WORK TO BE COMPLETED: Retype the listing that follows, word for word.

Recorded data
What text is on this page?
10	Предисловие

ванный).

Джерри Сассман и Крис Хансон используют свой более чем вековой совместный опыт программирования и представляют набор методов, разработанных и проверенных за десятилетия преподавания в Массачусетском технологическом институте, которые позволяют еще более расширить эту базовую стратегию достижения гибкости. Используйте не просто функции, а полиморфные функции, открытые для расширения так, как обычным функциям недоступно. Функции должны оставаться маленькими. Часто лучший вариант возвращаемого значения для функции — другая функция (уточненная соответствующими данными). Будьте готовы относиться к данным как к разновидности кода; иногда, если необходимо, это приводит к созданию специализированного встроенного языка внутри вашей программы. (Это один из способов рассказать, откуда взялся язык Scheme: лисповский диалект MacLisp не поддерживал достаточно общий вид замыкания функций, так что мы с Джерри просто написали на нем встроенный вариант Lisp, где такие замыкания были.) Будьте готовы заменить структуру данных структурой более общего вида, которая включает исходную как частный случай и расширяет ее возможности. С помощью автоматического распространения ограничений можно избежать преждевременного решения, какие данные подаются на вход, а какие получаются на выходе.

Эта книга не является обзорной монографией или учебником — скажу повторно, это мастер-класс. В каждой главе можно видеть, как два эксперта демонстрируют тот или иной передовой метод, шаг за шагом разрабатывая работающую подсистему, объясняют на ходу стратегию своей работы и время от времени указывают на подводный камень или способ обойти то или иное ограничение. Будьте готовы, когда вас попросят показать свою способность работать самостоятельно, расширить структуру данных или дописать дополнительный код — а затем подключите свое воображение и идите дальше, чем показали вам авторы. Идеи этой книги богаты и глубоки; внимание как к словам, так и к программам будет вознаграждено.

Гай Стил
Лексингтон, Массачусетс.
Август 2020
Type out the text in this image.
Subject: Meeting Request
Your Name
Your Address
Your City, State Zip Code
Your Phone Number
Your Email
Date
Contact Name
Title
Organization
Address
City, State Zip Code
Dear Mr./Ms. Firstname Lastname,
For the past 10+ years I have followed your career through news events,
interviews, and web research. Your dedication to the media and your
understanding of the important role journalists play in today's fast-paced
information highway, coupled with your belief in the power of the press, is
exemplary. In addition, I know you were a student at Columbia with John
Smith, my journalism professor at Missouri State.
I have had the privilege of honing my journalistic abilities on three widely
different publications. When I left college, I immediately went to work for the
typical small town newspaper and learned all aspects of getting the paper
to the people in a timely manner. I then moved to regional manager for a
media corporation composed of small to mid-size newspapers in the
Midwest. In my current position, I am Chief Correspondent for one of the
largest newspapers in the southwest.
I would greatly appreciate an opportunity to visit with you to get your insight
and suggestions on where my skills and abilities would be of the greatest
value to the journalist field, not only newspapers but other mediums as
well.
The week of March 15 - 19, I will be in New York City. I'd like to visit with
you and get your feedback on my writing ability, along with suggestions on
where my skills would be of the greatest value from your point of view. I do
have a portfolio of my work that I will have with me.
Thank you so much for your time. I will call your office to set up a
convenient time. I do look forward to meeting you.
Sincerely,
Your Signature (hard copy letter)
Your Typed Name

ANSWER BELOW:
What text is on this page?
10	Предисловие

ванный).

Джерри Сассман и Крис Хансон используют свой более чем вековой совместный опыт программирования и представляют набор методов, разработанных и проверенных за десятилетия преподавания в Массачусетском технологическом институте, которые позволяют еще более расширить эту базовую стратегию достижения гибкости. Используйте не просто функции, а полиморфные функции, открытые для расширения так, как обычным функциям недоступно. Функции должны оставаться маленькими. Часто лучший вариант возвращаемого значения для функции — другая функция (уточненная соответствующими данными). Будьте готовы относиться к данным как к разновидности кода; иногда, если необходимо, это приводит к созданию специализированного встроенного языка внутри вашей программы. (Это один из способов рассказать, откуда взялся язык Scheme: лисповский диалект MacLisp не поддерживал достаточно общий вид замыкания функций, так что мы с Джерри просто написали на нем встроенный вариант Lisp, где такие замыкания были.) Будьте готовы заменить структуру данных структурой более общего вида, которая включает исходную как частный случай и расширяет ее возможности. С помощью автоматического распространения ограничений можно избежать преждевременного решения, какие данные подаются на вход, а какие получаются на выходе.

Эта книга не является обзорной монографией или учебником — скажу повторно, это мастер-класс. В каждой главе можно видеть, как два эксперта демонстрируют тот или иной передовой метод, шаг за шагом разрабатывая работающую подсистему, объясняют на ходу стратегию своей работы и время от времени указывают на подводный камень или способ обойти то или иное ограничение. Будьте готовы, когда вас попросят показать свою способность работать самостоятельно, расширить структуру данных или дописать дополнительный код — а затем подключите свое воображение и идите дальше, чем показали вам авторы. Идеи этой книги богаты и глубоки; внимание как к словам, так и к программам будет вознаграждено.

Гай Стил
Лексингтон, Массачусетс.
Август 2020
Type out the text in this image.
Subject: Meeting Request
Your Name
Your Address
Your City, State Zip Code
Your Phone Number
Your Email
Date
Contact Name
Title
Organization
Address
City, State Zip Code
Dear Mr./Ms. Firstname Lastname,
For the past 10+ years I have followed your career through news events,
interviews, and web research. Your dedication to the media and your
understanding of the important role journalists play in today's fast-paced
information highway, coupled with your belief in the power of the press, is
exemplary. In addition, I know you were a student at Columbia with John
Smith, my journalism professor at Missouri State.
I have had the privilege of honing my journalistic abilities on three widely
different publications. When I left college, I immediately went to work for the
typical small town newspaper and learned all aspects of getting the paper
to the people in a timely manner. I then moved to regional manager for a
media corporation composed of small to mid-size newspapers in the
Midwest. In my current position, I am Chief Correspondent for one of the
largest newspapers in the southwest.
I would greatly appreciate an opportunity to visit with you to get your insight
and suggestions on where my skills and abilities would be of the greatest
value to the journalist field, not only newspapers but other mediums as
well.
The week of March 15 - 19, I will be in New York City. I'd like to visit with
you and get your feedback on my writing ability, along with suggestions on
where my skills would be of the greatest value from your point of view. I do
have a portfolio of my work that I will have with me.
Thank you so much for your time. I will call your office to set up a
convenient time. I do look forward to meeting you.
Sincerely,
Your Signature (hard copy letter)
Your Typed Name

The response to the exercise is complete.